*RECORDS SHOWN*
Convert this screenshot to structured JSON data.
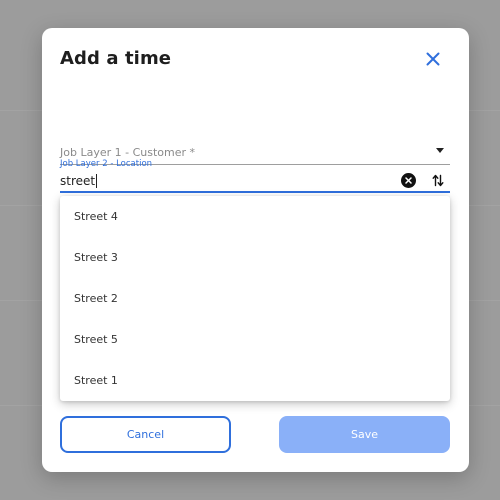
{
  "dialog": {
    "title": "Add a time",
    "close_icon": "close-icon"
  },
  "fields": {
    "customer": {
      "label": "Job Layer 1 - Customer *",
      "value": "",
      "icon": "dropdown-caret-icon"
    },
    "location": {
      "label": "Job Layer 2 - Location",
      "value": "street",
      "clear_icon": "clear-icon",
      "swap_icon": "swap-vertical-icon"
    }
  },
  "dropdown": {
    "options": [
      "Street 4",
      "Street 3",
      "Street 2",
      "Street 5",
      "Street 1"
    ]
  },
  "buttons": {
    "cancel": "Cancel",
    "save": "Save",
    "save_enabled": false
  },
  "colors": {
    "accent": "#2f6fdc",
    "save_disabled": "#8ab0f8",
    "backdrop": "#9c9c9c",
    "text": "#1e1e1e"
  }
}
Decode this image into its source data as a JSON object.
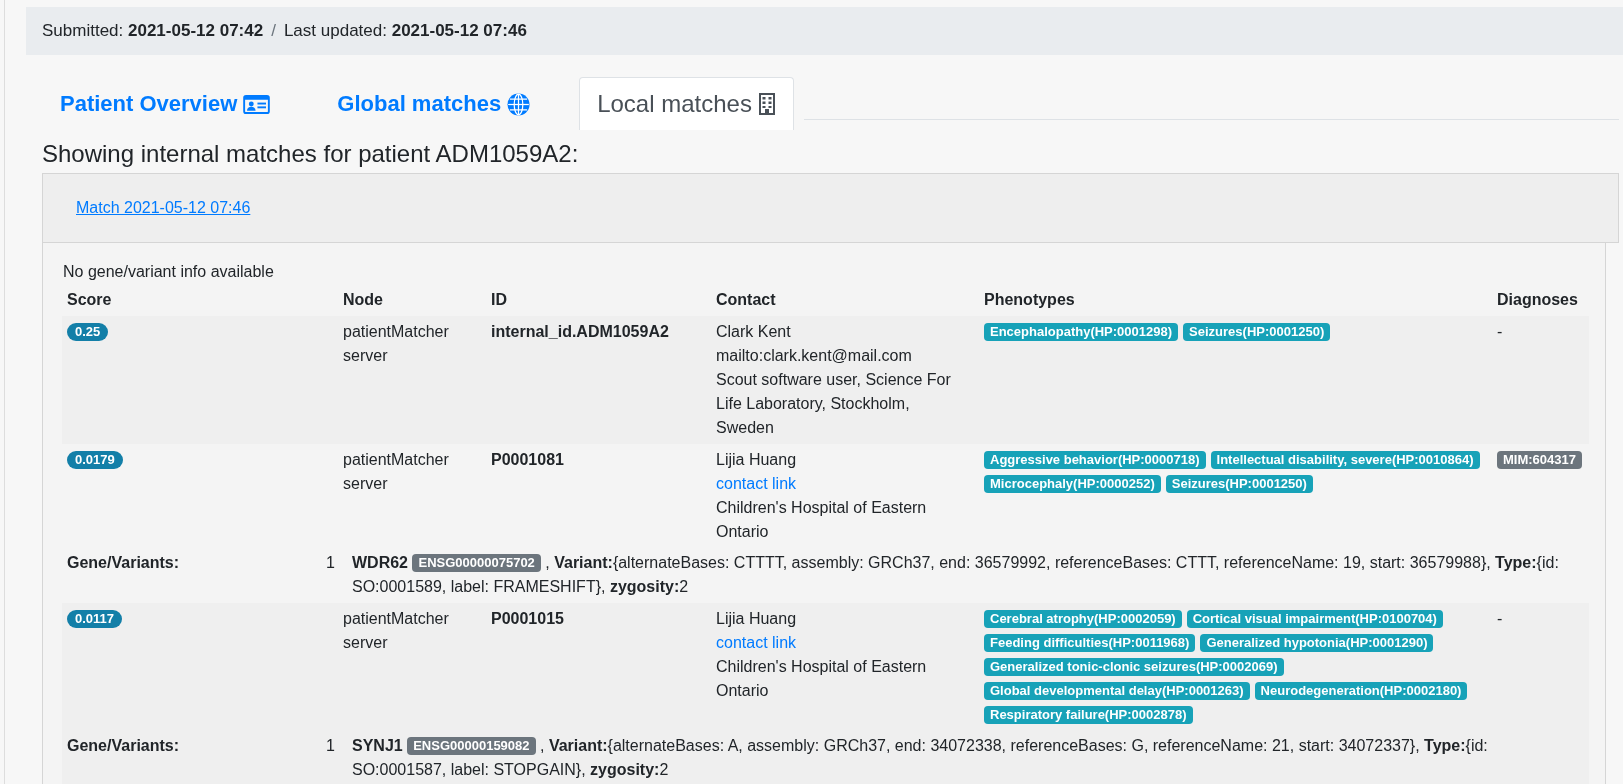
{
  "timestamp_bar": {
    "items": [
      {
        "label": "Submitted:",
        "value": "2021-05-12 07:42"
      },
      {
        "label": "Last updated:",
        "value": "2021-05-12 07:46"
      }
    ],
    "separator": "/"
  },
  "tabs": [
    {
      "label": "Patient Overview",
      "selected": false
    },
    {
      "label": "Global matches",
      "selected": false
    },
    {
      "label": "Local matches",
      "selected": true
    }
  ],
  "heading": "Showing internal matches for patient ADM1059A2:",
  "match_card": {
    "title": "Match 2021-05-12 07:46",
    "note": "No gene/variant info available",
    "columns": [
      "Score",
      "Node",
      "ID",
      "Contact",
      "Phenotypes",
      "Diagnoses"
    ],
    "rows": [
      {
        "score": "0.25",
        "node": "patientMatcher server",
        "id": "internal_id.ADM1059A2",
        "contact": [
          {
            "kind": "name",
            "text": "Clark Kent"
          },
          {
            "kind": "email",
            "text": "mailto:clark.kent@mail.com"
          },
          {
            "kind": "institution",
            "text": "Scout software user, Science For Life Laboratory, Stockholm, Sweden"
          }
        ],
        "phenotypes": [
          "Encephalopathy(HP:0001298)",
          "Seizures(HP:0001250)"
        ],
        "diagnoses": [
          {
            "kind": "text",
            "text": "-"
          }
        ]
      },
      {
        "score": "0.0179",
        "node": "patientMatcher server",
        "id": "P0001081",
        "contact": [
          {
            "kind": "name",
            "text": "Lijia Huang"
          },
          {
            "kind": "link",
            "text": "contact link"
          },
          {
            "kind": "institution",
            "text": "Children's Hospital of Eastern Ontario"
          }
        ],
        "phenotypes": [
          "Aggressive behavior(HP:0000718)",
          "Intellectual disability, severe(HP:0010864)",
          "Microcephaly(HP:0000252)",
          "Seizures(HP:0001250)"
        ],
        "diagnoses": [
          {
            "kind": "badge",
            "text": "MIM:604317"
          }
        ],
        "gene_variants": {
          "label": "Gene/Variants:",
          "items": [
            {
              "number": "1",
              "gene": "WDR62",
              "gene_id": "ENSG00000075702",
              "details": ", **Variant:**{alternateBases: CTTTT, assembly: GRCh37, end: 36579992, referenceBases: CTTT, referenceName: 19, start: 36579988}, **Type:**{id: SO:0001589, label: FRAMESHIFT}, **zygosity:**2"
            }
          ]
        }
      },
      {
        "score": "0.0117",
        "node": "patientMatcher server",
        "id": "P0001015",
        "contact": [
          {
            "kind": "name",
            "text": "Lijia Huang"
          },
          {
            "kind": "link",
            "text": "contact link"
          },
          {
            "kind": "institution",
            "text": "Children's Hospital of Eastern Ontario"
          }
        ],
        "phenotypes": [
          "Cerebral atrophy(HP:0002059)",
          "Cortical visual impairment(HP:0100704)",
          "Feeding difficulties(HP:0011968)",
          "Generalized hypotonia(HP:0001290)",
          "Generalized tonic-clonic seizures(HP:0002069)",
          "Global developmental delay(HP:0001263)",
          "Neurodegeneration(HP:0002180)",
          "Respiratory failure(HP:0002878)"
        ],
        "diagnoses": [
          {
            "kind": "text",
            "text": "-"
          }
        ],
        "gene_variants": {
          "label": "Gene/Variants:",
          "items": [
            {
              "number": "1",
              "gene": "SYNJ1",
              "gene_id": "ENSG00000159082",
              "details": ", **Variant:**{alternateBases: A, assembly: GRCh37, end: 34072338, referenceBases: G, referenceName: 21, start: 34072337}, **Type:**{id: SO:0001587, label: STOPGAIN}, **zygosity:**2"
            }
          ]
        }
      }
    ]
  }
}
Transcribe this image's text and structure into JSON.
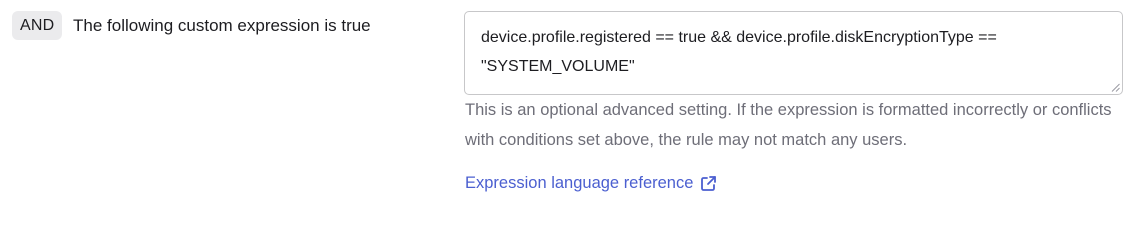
{
  "condition": {
    "operator_badge": "AND",
    "label": "The following custom expression is true"
  },
  "expression_field": {
    "value": "device.profile.registered == true && device.profile.diskEncryptionType == \"SYSTEM_VOLUME\""
  },
  "help_text": "This is an optional advanced setting. If the expression is formatted incorrectly or conflicts with conditions set above, the rule may not match any users.",
  "reference_link": {
    "label": "Expression language reference",
    "icon": "external-link-icon"
  },
  "colors": {
    "badge_background": "#ebebed",
    "text_primary": "#1d1d21",
    "text_secondary": "#6e6e78",
    "link": "#4b5fd0",
    "field_border": "#c7c7c9"
  }
}
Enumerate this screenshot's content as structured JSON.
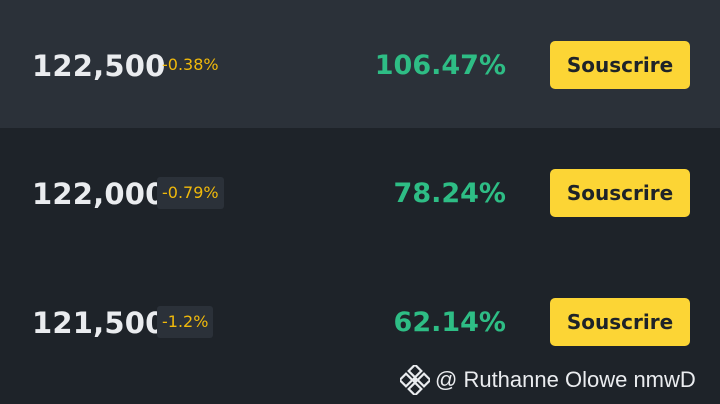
{
  "rows": [
    {
      "strike": "122,500",
      "change": "-0.38%",
      "rate": "106.47%",
      "action_label": "Souscrire"
    },
    {
      "strike": "122,000",
      "change": "-0.79%",
      "rate": "78.24%",
      "action_label": "Souscrire"
    },
    {
      "strike": "121,500",
      "change": "-1.2%",
      "rate": "62.14%",
      "action_label": "Souscrire"
    }
  ],
  "watermark": {
    "logo_icon": "binance-logo-icon",
    "handle": "@ Ruthanne Olowe nmwD"
  },
  "colors": {
    "background": "#1e2329",
    "row_highlight": "#2b3139",
    "text_primary": "#eaecef",
    "negative_change": "#f0b90b",
    "rate_green": "#2ebd85",
    "button_yellow": "#fcd535"
  }
}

*EXERCISE INSTRUCTIONS*
Reply with nothing but the number of lines that contain the word "icon".

*TASK OUTPUT*
6